Figure collection entries
BEGIN

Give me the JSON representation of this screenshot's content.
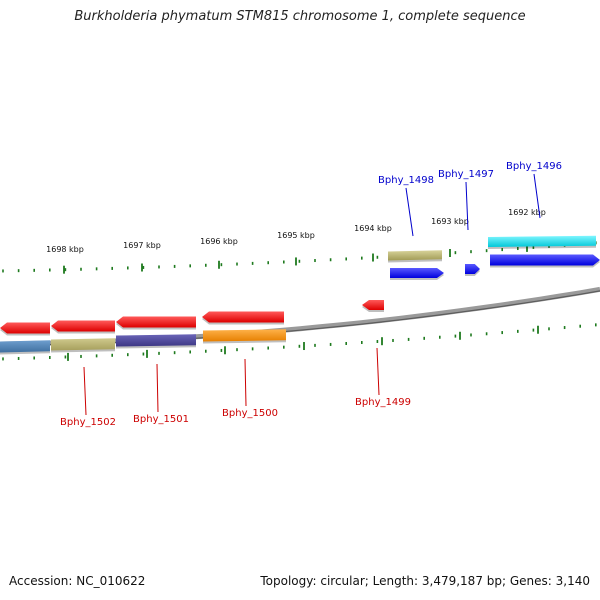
{
  "title": "Burkholderia phymatum STM815 chromosome 1, complete sequence",
  "footer": {
    "accession": "Accession: NC_010622",
    "summary": "Topology: circular; Length: 3,479,187 bp; Genes: 3,140"
  },
  "colors": {
    "backbone": "#8a8a8a",
    "tick": "#1f7a1f",
    "forward_label": "#0000cc",
    "reverse_label": "#cc0000"
  },
  "ticks": [
    "1698 kbp",
    "1697 kbp",
    "1696 kbp",
    "1695 kbp",
    "1694 kbp",
    "1693 kbp",
    "1692 kbp"
  ],
  "genes": [
    {
      "name": "Bphy_1496",
      "strand": "forward"
    },
    {
      "name": "Bphy_1497",
      "strand": "forward"
    },
    {
      "name": "Bphy_1498",
      "strand": "forward"
    },
    {
      "name": "Bphy_1499",
      "strand": "reverse"
    },
    {
      "name": "Bphy_1500",
      "strand": "reverse"
    },
    {
      "name": "Bphy_1501",
      "strand": "reverse"
    },
    {
      "name": "Bphy_1502",
      "strand": "reverse"
    }
  ]
}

END

With every picture removed, give the entries above again exactly.

## [Answer space]
Give me the JSON representation of this screenshot's content.
{
  "title": "Burkholderia phymatum STM815 chromosome 1, complete sequence",
  "footer": {
    "accession": "Accession: NC_010622",
    "summary": "Topology: circular; Length: 3,479,187 bp; Genes: 3,140"
  },
  "colors": {
    "backbone": "#8a8a8a",
    "tick": "#1f7a1f",
    "forward_label": "#0000cc",
    "reverse_label": "#cc0000"
  },
  "ticks": [
    "1698 kbp",
    "1697 kbp",
    "1696 kbp",
    "1695 kbp",
    "1694 kbp",
    "1693 kbp",
    "1692 kbp"
  ],
  "genes": [
    {
      "name": "Bphy_1496",
      "strand": "forward"
    },
    {
      "name": "Bphy_1497",
      "strand": "forward"
    },
    {
      "name": "Bphy_1498",
      "strand": "forward"
    },
    {
      "name": "Bphy_1499",
      "strand": "reverse"
    },
    {
      "name": "Bphy_1500",
      "strand": "reverse"
    },
    {
      "name": "Bphy_1501",
      "strand": "reverse"
    },
    {
      "name": "Bphy_1502",
      "strand": "reverse"
    }
  ]
}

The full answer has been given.